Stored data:
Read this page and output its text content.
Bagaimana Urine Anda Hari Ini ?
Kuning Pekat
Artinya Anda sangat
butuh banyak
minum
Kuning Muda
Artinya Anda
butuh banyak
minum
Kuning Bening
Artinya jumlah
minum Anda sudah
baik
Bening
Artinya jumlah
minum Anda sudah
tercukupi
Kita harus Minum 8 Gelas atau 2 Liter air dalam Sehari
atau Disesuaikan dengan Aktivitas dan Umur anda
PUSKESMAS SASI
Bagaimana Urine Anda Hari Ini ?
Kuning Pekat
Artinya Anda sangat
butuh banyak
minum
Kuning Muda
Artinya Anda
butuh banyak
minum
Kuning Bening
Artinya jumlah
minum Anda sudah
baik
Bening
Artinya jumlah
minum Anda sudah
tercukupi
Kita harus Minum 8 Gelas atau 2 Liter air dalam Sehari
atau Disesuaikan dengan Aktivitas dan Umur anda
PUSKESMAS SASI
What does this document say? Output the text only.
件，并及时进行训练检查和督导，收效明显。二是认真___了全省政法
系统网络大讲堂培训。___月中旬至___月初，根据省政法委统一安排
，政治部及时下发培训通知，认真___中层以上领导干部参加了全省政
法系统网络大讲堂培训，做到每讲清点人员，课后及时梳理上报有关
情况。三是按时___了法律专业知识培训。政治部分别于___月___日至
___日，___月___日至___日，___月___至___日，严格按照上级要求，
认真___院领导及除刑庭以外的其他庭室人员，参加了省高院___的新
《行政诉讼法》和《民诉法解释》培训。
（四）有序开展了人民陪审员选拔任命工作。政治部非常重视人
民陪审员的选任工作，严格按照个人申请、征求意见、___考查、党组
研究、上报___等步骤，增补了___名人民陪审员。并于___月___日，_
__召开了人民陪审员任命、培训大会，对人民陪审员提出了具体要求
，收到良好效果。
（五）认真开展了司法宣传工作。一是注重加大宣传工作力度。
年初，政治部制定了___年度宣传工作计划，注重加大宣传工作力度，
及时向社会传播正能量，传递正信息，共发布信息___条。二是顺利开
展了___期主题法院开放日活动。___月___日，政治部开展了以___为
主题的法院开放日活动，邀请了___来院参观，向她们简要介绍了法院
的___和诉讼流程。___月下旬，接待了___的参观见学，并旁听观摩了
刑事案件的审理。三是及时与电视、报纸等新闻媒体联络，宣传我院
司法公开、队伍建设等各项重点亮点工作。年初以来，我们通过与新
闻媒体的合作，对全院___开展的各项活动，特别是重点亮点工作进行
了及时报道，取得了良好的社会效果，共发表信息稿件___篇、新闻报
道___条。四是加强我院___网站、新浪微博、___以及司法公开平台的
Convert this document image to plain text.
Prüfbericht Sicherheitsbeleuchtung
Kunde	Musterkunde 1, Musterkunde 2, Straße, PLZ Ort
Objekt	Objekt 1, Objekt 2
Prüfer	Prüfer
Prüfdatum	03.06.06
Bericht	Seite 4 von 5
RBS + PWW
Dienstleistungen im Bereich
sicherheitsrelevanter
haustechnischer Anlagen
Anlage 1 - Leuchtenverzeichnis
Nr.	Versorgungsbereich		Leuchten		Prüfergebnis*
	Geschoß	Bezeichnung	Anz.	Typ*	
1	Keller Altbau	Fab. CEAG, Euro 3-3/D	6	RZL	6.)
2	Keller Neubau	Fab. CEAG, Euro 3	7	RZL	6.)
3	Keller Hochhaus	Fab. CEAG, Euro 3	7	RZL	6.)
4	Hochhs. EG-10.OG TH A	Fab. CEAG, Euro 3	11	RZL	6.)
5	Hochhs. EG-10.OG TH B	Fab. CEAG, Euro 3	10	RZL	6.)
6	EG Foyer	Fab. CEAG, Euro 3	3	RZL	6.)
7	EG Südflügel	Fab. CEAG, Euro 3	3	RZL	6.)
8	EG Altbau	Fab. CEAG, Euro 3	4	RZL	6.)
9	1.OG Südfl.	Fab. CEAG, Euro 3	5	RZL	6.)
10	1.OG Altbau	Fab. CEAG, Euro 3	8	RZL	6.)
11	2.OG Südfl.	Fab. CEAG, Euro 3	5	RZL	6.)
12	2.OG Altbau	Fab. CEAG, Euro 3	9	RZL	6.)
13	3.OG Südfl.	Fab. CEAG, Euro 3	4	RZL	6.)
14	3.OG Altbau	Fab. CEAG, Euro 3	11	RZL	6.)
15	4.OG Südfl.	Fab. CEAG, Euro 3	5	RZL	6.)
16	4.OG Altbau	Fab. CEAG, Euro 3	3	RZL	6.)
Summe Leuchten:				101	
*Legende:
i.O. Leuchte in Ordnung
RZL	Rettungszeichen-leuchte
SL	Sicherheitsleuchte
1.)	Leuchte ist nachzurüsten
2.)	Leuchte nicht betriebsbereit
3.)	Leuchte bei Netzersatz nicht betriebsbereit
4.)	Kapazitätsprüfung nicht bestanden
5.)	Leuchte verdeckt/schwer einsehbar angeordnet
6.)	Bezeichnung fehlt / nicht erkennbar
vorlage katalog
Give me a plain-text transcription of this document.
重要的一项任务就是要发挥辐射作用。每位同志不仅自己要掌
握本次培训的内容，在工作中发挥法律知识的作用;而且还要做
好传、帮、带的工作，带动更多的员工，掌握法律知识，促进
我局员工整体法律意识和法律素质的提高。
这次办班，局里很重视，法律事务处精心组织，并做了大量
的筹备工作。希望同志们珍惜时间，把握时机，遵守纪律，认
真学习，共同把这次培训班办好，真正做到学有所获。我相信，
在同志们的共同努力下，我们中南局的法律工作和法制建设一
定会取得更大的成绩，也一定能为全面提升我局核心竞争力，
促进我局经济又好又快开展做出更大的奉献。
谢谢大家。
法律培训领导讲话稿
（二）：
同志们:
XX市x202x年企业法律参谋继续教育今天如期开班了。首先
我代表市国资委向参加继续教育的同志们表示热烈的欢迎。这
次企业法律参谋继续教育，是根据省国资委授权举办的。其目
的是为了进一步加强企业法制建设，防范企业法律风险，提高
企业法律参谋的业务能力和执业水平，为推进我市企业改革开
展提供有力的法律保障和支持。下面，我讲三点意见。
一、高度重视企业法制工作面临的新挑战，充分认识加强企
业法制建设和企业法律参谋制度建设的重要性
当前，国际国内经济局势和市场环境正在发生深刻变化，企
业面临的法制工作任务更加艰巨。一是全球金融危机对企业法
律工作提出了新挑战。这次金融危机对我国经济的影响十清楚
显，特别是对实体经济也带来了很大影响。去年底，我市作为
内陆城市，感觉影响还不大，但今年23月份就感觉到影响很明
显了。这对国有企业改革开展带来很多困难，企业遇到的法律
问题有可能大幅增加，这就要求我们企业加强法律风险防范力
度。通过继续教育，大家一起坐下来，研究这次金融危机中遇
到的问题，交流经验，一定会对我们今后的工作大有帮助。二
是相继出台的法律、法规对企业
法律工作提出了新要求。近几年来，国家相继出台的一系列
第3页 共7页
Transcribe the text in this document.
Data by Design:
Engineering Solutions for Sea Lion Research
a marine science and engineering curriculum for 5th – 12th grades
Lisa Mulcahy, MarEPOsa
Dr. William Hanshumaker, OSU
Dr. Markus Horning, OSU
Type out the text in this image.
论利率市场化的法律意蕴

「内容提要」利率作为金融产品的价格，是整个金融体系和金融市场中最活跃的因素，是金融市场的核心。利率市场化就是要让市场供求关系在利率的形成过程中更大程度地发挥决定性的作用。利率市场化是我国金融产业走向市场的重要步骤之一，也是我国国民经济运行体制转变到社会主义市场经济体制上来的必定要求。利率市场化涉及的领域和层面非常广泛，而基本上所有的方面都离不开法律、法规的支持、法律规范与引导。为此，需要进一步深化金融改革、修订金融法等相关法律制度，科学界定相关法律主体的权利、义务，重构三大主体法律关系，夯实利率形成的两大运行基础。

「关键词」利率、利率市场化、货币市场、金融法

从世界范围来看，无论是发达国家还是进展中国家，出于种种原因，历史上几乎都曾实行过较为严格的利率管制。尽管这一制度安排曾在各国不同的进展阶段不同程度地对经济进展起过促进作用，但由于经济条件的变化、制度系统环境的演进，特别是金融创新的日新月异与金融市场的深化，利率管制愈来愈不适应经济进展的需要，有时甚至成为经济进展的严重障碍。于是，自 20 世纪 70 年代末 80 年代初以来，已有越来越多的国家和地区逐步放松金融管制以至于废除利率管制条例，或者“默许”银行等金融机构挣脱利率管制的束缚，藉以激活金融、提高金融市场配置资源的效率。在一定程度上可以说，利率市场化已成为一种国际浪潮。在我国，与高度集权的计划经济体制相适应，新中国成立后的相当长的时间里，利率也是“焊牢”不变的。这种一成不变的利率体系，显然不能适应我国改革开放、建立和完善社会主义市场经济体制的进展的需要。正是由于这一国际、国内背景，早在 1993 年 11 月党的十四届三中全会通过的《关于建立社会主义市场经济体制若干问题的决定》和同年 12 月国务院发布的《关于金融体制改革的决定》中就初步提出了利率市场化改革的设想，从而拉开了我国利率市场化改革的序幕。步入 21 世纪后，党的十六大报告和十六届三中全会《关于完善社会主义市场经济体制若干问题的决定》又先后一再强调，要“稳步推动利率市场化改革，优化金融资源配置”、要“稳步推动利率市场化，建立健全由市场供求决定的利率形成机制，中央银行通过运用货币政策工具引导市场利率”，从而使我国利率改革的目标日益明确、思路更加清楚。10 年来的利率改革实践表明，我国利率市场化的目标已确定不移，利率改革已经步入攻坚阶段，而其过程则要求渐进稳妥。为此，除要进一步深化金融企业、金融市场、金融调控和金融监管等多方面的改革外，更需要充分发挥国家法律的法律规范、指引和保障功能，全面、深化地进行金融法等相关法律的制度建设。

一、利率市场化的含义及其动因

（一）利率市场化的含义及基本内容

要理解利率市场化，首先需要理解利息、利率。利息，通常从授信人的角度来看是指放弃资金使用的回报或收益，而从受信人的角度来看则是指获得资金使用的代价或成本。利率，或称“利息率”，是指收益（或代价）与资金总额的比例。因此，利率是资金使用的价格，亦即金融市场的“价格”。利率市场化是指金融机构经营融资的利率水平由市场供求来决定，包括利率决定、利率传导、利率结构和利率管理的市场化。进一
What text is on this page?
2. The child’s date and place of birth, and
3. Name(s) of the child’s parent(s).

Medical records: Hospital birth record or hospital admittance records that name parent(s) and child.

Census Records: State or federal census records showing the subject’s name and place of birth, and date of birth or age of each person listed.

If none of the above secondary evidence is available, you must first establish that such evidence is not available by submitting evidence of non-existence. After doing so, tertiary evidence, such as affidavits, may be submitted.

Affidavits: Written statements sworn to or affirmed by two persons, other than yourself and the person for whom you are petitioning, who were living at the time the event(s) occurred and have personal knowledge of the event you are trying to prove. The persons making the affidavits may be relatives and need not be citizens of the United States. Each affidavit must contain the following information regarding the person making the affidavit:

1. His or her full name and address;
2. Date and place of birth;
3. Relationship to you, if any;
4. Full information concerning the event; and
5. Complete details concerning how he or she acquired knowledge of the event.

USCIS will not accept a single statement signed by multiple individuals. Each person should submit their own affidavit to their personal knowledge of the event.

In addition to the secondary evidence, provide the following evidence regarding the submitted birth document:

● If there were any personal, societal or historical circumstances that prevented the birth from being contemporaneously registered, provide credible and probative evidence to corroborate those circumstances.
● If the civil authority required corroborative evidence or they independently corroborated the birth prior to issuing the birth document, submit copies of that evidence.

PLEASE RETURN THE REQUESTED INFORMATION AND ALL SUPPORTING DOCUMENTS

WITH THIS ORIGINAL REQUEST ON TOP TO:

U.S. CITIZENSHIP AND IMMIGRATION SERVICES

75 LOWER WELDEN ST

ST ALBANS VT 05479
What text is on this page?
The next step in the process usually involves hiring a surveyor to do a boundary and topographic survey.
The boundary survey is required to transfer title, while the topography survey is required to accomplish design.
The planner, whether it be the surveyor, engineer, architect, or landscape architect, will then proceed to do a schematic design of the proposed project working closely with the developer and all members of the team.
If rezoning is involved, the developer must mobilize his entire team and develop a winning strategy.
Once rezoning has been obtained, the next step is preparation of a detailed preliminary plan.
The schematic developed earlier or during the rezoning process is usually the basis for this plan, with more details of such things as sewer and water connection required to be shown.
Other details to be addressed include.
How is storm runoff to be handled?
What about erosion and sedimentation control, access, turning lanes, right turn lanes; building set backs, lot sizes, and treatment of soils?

▶ Task directions
Extract every line that has the string "nicht" in it.

▶ Solution
2.)	Leuchte nicht betriebsbereit
3.)	Leuchte bei Netzersatz nicht betriebsbereit
4.)	Kapazitätsprüfung nicht bestanden
6.)	Bezeichnung fehlt / nicht erkennbar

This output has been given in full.